Given request
Output all the data exactly. Pictures do not belong in the copy.

Source material

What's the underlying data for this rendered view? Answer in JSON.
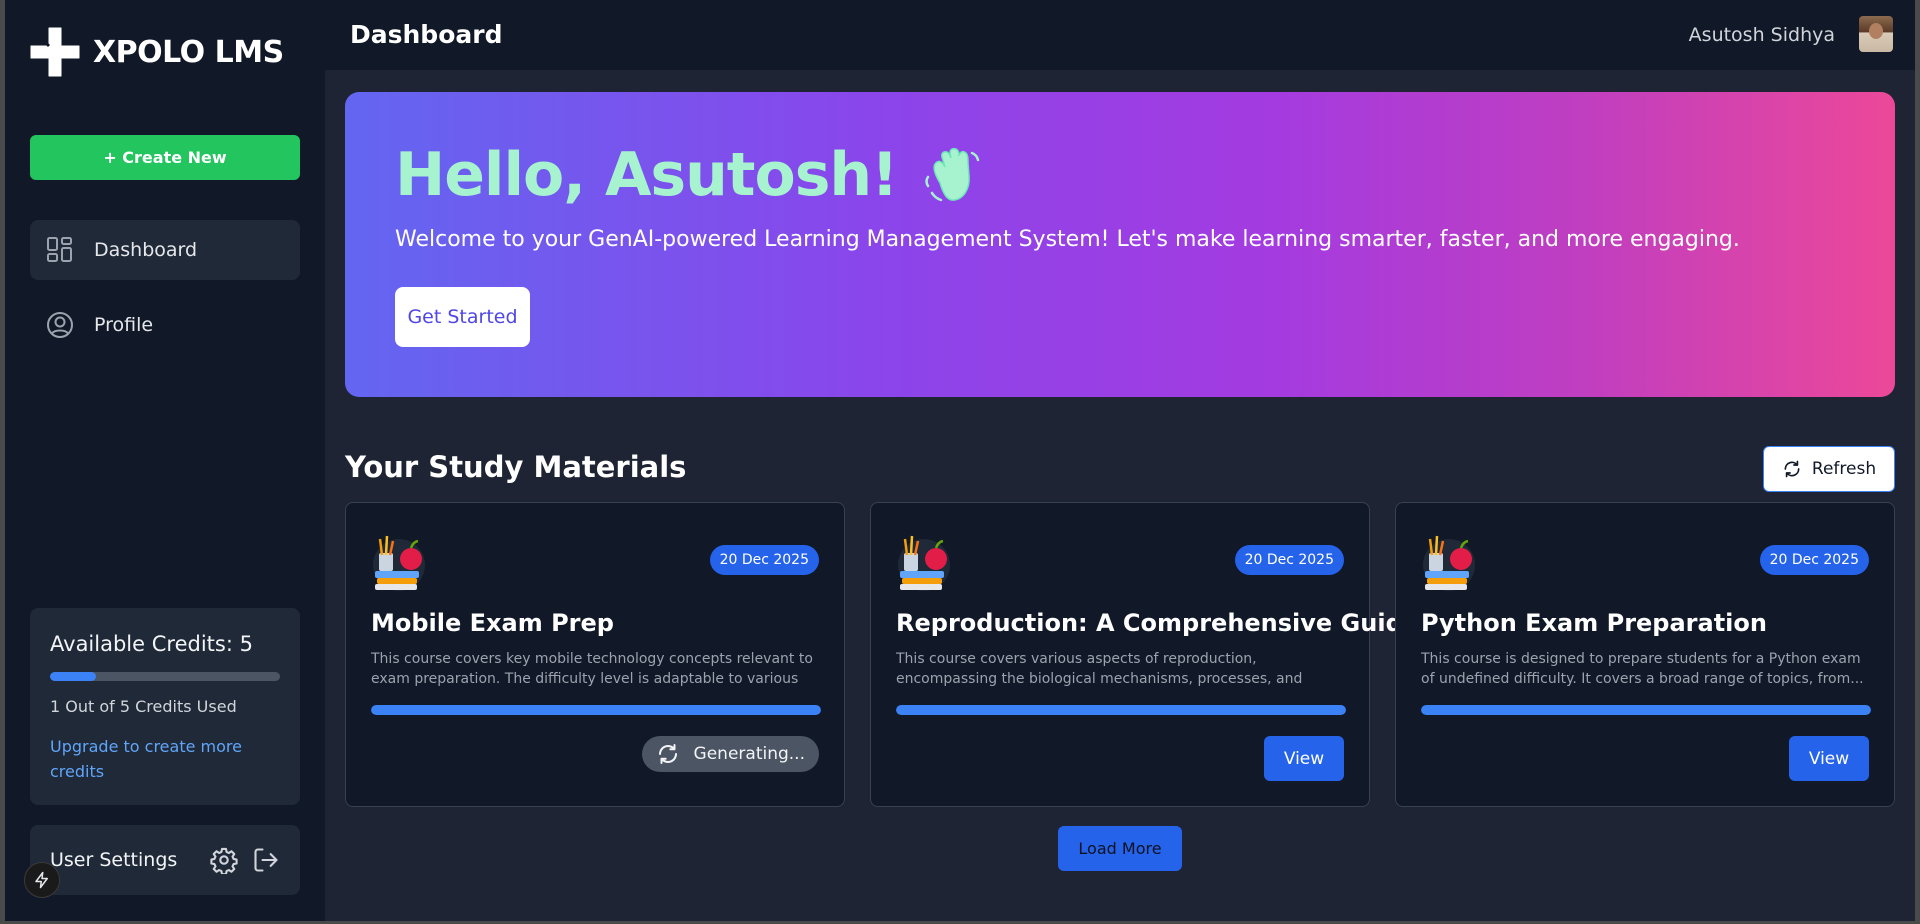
{
  "app": {
    "name": "XPOLO LMS"
  },
  "sidebar": {
    "create_label": "+ Create New",
    "items": [
      {
        "label": "Dashboard",
        "icon": "dashboard-grid-icon",
        "active": true
      },
      {
        "label": "Profile",
        "icon": "user-circle-icon",
        "active": false
      }
    ],
    "credits": {
      "title": "Available Credits: 5",
      "used_text": "1 Out of 5 Credits Used",
      "used_fraction": 0.2,
      "upgrade_text": "Upgrade to create more credits"
    },
    "settings_label": "User Settings"
  },
  "header": {
    "title": "Dashboard",
    "user_name": "Asutosh Sidhya"
  },
  "hero": {
    "greeting": "Hello, Asutosh!",
    "subtitle": "Welcome to your GenAI-powered Learning Management System! Let's make learning smarter, faster, and more engaging.",
    "button_label": "Get Started"
  },
  "materials": {
    "title": "Your Study Materials",
    "refresh_label": "Refresh",
    "load_more_label": "Load More",
    "courses": [
      {
        "title": "Mobile Exam Prep",
        "date": "20 Dec 2025",
        "description": "This course covers key mobile technology concepts relevant to exam preparation. The difficulty level is adaptable to various exa...",
        "status": "Generating...",
        "progress": 1.0
      },
      {
        "title": "Reproduction: A Comprehensive Guide",
        "date": "20 Dec 2025",
        "description": "This course covers various aspects of reproduction, encompassing the biological mechanisms, processes, and diverse reproductive...",
        "action": "View",
        "progress": 1.0
      },
      {
        "title": "Python Exam Preparation",
        "date": "20 Dec 2025",
        "description": "This course is designed to prepare students for a Python exam of undefined difficulty. It covers a broad range of topics, from...",
        "action": "View",
        "progress": 1.0
      }
    ]
  },
  "colors": {
    "sidebar_bg": "#111827",
    "accent_green": "#22c55e",
    "accent_blue": "#2563eb",
    "hero_gradient_start": "#6366f1",
    "hero_gradient_end": "#ec4899",
    "greeting_color": "#a7f3d0"
  }
}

Written solution
What's the underlying data for this rendered view? Answer in JSON.
{
  "app": {
    "name": "XPOLO LMS"
  },
  "sidebar": {
    "create_label": "+ Create New",
    "items": [
      {
        "label": "Dashboard",
        "icon": "dashboard-grid-icon",
        "active": true
      },
      {
        "label": "Profile",
        "icon": "user-circle-icon",
        "active": false
      }
    ],
    "credits": {
      "title": "Available Credits: 5",
      "used_text": "1 Out of 5 Credits Used",
      "used_fraction": 0.2,
      "upgrade_text": "Upgrade to create more credits"
    },
    "settings_label": "User Settings"
  },
  "header": {
    "title": "Dashboard",
    "user_name": "Asutosh Sidhya"
  },
  "hero": {
    "greeting": "Hello, Asutosh!",
    "subtitle": "Welcome to your GenAI-powered Learning Management System! Let's make learning smarter, faster, and more engaging.",
    "button_label": "Get Started"
  },
  "materials": {
    "title": "Your Study Materials",
    "refresh_label": "Refresh",
    "load_more_label": "Load More",
    "courses": [
      {
        "title": "Mobile Exam Prep",
        "date": "20 Dec 2025",
        "description": "This course covers key mobile technology concepts relevant to exam preparation. The difficulty level is adaptable to various exa...",
        "status": "Generating...",
        "progress": 1.0
      },
      {
        "title": "Reproduction: A Comprehensive Guide",
        "date": "20 Dec 2025",
        "description": "This course covers various aspects of reproduction, encompassing the biological mechanisms, processes, and diverse reproductive...",
        "action": "View",
        "progress": 1.0
      },
      {
        "title": "Python Exam Preparation",
        "date": "20 Dec 2025",
        "description": "This course is designed to prepare students for a Python exam of undefined difficulty. It covers a broad range of topics, from...",
        "action": "View",
        "progress": 1.0
      }
    ]
  },
  "colors": {
    "sidebar_bg": "#111827",
    "accent_green": "#22c55e",
    "accent_blue": "#2563eb",
    "hero_gradient_start": "#6366f1",
    "hero_gradient_end": "#ec4899",
    "greeting_color": "#a7f3d0"
  }
}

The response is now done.